- **GOAL**
Your task is to copy every line of the entries that contains "which".

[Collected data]
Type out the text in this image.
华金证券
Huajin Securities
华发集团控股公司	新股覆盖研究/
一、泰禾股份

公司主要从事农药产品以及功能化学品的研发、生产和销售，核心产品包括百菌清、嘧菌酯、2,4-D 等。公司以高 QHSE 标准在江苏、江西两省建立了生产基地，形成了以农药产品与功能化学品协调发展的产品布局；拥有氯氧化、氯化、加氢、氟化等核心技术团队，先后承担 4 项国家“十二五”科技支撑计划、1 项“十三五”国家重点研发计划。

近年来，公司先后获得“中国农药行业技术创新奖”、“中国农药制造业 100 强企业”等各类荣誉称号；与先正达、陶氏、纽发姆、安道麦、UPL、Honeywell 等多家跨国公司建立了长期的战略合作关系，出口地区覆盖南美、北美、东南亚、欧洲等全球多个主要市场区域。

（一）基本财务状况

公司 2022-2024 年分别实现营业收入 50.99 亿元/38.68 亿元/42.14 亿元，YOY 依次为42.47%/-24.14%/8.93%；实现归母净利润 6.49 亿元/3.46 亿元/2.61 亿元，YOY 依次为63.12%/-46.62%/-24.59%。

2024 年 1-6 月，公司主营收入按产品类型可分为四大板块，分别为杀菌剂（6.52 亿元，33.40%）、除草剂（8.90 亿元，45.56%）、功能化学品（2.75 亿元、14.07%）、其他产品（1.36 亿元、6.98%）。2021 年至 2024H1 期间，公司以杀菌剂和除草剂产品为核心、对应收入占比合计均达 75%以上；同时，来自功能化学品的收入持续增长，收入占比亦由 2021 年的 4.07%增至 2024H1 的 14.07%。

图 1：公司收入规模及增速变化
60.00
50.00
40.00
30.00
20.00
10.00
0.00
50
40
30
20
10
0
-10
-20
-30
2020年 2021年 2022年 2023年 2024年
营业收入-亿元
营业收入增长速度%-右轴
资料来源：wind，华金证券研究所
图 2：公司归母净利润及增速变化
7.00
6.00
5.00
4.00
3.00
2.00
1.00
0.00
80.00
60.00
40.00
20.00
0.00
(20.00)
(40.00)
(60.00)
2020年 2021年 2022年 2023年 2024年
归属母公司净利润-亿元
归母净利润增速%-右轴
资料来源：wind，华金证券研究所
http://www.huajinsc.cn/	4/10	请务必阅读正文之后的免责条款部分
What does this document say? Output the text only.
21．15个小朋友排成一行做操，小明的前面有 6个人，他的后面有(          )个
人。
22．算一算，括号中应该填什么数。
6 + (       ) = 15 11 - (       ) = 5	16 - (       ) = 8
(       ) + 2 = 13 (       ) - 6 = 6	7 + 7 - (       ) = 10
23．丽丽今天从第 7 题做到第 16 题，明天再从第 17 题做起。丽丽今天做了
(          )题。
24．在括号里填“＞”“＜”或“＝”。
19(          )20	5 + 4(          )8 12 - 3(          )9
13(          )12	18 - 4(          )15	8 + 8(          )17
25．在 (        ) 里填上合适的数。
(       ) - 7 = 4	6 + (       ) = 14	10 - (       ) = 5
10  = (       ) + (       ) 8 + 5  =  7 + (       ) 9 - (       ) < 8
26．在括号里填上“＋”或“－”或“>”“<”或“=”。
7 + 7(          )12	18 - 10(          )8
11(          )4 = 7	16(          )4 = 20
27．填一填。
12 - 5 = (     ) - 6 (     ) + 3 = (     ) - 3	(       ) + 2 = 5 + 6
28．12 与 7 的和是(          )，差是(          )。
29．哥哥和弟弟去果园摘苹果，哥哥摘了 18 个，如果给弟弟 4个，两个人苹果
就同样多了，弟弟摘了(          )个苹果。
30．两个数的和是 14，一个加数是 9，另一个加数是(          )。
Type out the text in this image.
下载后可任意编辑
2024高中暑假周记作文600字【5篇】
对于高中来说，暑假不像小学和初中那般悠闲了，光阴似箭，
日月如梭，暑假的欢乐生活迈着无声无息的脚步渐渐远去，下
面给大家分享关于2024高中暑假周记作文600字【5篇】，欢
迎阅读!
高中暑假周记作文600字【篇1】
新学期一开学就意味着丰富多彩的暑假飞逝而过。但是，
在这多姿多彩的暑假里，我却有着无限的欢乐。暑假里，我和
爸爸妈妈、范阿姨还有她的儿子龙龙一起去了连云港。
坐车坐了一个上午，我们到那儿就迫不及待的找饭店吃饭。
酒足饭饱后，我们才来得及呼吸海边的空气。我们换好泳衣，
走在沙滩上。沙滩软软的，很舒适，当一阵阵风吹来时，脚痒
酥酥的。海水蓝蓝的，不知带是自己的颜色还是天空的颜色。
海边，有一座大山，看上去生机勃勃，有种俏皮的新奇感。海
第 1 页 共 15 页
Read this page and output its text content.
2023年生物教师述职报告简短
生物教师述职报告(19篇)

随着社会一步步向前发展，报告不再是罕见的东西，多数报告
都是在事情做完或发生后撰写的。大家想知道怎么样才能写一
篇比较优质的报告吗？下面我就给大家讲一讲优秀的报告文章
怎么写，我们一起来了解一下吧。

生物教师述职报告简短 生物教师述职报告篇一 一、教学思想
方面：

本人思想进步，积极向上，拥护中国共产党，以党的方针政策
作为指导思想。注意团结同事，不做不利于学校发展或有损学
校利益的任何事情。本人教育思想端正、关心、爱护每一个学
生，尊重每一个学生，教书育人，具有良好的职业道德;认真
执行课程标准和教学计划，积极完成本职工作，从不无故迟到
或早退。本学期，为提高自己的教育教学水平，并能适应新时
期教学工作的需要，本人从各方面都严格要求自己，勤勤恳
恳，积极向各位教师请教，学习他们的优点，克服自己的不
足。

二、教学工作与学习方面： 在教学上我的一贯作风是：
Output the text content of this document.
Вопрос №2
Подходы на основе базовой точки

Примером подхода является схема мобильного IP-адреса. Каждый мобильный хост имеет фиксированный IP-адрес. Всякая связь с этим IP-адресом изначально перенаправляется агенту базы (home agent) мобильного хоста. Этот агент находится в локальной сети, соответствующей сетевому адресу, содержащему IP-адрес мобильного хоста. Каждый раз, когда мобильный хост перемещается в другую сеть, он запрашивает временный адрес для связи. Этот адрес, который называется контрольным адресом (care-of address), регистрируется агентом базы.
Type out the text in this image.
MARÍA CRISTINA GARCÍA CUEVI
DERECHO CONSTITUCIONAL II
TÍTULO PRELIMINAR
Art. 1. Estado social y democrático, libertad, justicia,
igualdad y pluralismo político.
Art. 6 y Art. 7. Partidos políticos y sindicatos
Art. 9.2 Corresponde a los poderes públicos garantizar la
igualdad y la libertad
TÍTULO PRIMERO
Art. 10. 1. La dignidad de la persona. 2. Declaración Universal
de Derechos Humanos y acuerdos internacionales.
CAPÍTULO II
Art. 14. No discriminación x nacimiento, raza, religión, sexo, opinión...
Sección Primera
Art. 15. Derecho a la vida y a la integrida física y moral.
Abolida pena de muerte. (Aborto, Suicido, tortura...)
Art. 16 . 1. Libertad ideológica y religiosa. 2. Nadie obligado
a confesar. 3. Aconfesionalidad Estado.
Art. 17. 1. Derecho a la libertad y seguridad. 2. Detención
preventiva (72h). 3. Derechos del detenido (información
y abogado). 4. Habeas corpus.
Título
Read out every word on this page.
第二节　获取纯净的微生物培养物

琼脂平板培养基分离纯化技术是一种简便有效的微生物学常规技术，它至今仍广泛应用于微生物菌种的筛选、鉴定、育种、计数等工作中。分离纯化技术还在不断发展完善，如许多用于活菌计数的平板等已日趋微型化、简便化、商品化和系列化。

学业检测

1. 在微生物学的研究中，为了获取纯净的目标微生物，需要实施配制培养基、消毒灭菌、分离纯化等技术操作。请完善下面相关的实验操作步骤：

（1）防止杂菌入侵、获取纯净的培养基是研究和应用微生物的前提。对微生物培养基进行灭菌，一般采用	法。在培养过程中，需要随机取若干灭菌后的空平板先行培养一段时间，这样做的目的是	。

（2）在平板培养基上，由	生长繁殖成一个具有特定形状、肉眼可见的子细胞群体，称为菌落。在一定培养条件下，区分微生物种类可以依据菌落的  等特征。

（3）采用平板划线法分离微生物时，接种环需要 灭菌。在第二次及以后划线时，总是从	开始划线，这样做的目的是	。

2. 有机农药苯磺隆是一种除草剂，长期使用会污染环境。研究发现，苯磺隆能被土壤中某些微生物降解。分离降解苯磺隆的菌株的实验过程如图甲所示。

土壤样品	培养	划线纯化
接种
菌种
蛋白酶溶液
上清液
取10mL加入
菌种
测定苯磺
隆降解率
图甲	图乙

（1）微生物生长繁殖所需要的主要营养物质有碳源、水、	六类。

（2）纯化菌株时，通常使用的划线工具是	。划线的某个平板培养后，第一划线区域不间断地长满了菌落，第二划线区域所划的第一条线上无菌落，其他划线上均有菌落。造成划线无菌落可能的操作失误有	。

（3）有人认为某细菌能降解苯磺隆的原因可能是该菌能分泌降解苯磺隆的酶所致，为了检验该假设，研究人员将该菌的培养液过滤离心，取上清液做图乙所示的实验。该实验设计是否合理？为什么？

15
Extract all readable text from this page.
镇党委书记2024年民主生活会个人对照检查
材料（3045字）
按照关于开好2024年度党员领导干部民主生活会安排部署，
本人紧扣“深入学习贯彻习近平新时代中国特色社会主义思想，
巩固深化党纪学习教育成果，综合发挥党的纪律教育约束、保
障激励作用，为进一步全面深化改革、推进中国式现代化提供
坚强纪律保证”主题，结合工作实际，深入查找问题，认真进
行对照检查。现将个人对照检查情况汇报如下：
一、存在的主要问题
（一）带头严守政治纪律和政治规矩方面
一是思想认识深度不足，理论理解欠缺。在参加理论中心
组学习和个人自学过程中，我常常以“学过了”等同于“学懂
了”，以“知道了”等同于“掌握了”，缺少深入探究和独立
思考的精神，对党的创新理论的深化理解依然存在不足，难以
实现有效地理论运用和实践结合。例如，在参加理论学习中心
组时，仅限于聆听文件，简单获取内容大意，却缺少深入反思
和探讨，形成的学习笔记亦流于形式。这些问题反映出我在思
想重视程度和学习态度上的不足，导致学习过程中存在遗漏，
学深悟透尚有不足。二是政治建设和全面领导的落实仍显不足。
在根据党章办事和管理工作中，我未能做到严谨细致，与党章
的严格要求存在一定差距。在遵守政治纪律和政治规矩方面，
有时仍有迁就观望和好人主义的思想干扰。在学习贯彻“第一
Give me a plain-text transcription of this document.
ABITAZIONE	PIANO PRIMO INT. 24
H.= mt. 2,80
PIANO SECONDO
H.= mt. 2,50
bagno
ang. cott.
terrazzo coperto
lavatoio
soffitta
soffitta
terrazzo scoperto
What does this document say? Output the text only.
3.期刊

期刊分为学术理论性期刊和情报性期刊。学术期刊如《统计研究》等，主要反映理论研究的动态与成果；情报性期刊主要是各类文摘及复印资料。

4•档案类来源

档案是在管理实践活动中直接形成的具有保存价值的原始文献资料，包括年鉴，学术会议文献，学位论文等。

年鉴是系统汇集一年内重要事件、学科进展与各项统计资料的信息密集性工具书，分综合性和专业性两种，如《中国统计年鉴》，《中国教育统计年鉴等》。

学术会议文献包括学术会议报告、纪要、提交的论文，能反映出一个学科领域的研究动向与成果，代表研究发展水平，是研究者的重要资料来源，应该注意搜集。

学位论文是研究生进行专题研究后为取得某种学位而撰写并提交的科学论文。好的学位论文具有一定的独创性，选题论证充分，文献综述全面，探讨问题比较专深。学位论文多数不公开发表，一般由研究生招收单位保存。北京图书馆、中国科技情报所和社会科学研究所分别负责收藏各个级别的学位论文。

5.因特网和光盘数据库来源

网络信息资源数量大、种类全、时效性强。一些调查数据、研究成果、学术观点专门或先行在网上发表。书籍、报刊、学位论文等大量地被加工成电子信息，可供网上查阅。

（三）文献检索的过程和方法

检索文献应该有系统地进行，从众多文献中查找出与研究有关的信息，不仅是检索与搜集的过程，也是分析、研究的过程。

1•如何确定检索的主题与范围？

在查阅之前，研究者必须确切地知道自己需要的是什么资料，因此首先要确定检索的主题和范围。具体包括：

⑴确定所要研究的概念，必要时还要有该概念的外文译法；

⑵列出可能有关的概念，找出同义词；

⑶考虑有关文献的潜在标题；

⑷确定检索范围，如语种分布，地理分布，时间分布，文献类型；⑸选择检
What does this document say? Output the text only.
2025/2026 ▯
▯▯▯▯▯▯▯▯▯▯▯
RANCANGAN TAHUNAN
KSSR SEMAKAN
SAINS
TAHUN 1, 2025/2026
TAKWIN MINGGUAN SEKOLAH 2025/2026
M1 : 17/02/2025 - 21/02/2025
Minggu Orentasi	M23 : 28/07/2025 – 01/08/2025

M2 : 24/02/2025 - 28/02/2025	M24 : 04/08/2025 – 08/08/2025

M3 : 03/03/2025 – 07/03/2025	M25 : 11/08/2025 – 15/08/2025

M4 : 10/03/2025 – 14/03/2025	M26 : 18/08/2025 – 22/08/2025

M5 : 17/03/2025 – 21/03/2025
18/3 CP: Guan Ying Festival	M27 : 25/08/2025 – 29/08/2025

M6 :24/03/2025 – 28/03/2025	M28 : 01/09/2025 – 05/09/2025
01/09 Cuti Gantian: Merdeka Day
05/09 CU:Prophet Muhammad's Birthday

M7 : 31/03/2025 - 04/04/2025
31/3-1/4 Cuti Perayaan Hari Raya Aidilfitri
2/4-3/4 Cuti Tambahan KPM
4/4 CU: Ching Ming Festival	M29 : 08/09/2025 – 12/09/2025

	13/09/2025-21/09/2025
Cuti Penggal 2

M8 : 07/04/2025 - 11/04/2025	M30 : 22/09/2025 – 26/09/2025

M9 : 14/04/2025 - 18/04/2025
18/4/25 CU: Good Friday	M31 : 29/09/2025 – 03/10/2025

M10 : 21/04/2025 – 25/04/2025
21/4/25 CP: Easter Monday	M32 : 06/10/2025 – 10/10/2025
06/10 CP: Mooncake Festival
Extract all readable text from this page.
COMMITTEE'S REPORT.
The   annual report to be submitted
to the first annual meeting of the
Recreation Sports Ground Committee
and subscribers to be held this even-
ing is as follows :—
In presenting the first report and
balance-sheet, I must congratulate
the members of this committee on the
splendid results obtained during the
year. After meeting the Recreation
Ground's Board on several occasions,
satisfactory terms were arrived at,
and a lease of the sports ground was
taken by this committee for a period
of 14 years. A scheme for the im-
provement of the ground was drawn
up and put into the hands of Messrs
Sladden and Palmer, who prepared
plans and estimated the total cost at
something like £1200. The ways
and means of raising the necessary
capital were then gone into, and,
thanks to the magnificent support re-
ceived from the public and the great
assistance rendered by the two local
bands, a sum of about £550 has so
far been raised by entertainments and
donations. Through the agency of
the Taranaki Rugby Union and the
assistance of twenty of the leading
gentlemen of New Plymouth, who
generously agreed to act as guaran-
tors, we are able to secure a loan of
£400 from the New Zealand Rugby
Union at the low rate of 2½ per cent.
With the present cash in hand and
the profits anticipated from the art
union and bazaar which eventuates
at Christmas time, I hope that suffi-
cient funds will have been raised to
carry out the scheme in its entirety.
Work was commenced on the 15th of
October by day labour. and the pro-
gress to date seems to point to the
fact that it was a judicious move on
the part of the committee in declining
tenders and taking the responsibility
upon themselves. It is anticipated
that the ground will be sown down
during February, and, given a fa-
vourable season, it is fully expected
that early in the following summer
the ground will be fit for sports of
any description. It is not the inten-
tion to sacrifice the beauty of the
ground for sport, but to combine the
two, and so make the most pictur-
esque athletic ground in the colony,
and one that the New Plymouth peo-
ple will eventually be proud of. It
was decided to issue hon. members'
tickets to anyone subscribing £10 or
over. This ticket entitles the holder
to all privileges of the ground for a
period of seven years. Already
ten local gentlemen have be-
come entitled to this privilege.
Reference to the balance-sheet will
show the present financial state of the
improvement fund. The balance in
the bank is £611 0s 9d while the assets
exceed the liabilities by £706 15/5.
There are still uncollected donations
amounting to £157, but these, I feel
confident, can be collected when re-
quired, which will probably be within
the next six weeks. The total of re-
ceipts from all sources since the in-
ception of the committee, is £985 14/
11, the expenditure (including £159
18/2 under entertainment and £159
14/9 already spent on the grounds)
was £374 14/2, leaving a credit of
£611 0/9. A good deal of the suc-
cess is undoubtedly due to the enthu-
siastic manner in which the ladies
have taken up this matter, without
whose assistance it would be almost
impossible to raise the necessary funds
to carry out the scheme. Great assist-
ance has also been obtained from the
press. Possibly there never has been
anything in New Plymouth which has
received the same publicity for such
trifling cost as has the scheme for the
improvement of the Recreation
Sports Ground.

- **IN RESPONSE**
union and bazaar which eventuates
quired, which will probably be within
siastic manner in which the ladies
anything in New Plymouth which has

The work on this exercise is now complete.